> [PROMPT] In the entries below, find every line holding the string "Chemedica" and collect it.

> [DATA LINES]
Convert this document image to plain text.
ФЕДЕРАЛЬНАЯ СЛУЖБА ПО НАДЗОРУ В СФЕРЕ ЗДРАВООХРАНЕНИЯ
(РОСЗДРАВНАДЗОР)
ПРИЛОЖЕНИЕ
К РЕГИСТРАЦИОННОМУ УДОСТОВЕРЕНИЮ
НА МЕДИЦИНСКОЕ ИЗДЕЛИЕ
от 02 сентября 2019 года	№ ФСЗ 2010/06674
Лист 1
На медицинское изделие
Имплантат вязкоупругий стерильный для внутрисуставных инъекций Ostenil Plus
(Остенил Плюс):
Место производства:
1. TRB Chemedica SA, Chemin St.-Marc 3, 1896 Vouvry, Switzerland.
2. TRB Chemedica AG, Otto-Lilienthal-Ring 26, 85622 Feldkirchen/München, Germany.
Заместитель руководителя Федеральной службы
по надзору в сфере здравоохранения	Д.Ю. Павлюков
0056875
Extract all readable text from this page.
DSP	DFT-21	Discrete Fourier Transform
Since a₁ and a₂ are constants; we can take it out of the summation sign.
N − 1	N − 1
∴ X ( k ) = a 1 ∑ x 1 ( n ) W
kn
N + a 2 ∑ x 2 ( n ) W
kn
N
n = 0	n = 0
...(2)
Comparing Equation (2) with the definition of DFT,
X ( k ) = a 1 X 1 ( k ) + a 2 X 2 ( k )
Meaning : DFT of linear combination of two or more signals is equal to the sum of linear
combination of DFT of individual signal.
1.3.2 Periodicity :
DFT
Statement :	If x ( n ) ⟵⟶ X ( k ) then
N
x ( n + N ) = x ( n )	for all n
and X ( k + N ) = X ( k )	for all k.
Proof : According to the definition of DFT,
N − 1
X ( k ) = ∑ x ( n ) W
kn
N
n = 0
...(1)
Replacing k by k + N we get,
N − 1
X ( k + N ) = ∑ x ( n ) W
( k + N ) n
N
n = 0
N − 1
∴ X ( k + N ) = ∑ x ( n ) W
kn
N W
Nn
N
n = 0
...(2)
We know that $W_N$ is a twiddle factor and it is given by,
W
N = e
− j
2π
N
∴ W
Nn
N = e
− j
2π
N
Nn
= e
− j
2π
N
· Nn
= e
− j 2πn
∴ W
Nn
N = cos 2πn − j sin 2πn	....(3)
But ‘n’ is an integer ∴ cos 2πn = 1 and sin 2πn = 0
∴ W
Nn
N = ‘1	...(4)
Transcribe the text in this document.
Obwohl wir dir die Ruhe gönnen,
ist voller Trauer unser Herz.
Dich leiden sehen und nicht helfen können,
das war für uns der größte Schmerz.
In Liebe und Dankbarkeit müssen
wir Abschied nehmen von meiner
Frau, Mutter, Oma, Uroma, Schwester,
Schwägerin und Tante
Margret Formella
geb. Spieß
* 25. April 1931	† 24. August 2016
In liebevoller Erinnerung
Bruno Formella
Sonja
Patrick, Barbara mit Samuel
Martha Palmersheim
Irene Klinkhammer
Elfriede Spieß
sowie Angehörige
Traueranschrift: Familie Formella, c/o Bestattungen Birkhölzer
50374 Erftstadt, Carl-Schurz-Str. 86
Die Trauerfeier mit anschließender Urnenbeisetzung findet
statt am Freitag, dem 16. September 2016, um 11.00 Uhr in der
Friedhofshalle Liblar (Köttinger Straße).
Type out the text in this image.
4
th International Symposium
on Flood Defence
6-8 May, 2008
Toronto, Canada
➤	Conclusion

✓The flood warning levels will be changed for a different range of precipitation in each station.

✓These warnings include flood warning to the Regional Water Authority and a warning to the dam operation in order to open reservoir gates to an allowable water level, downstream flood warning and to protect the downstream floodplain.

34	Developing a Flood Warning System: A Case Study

> [RESPONSE]
1. TRB Chemedica SA, Chemin St.-Marc 3, 1896 Vouvry, Switzerland.
2. TRB Chemedica AG, Otto-Lilienthal-Ring 26, 85622 Feldkirchen/München, Germany.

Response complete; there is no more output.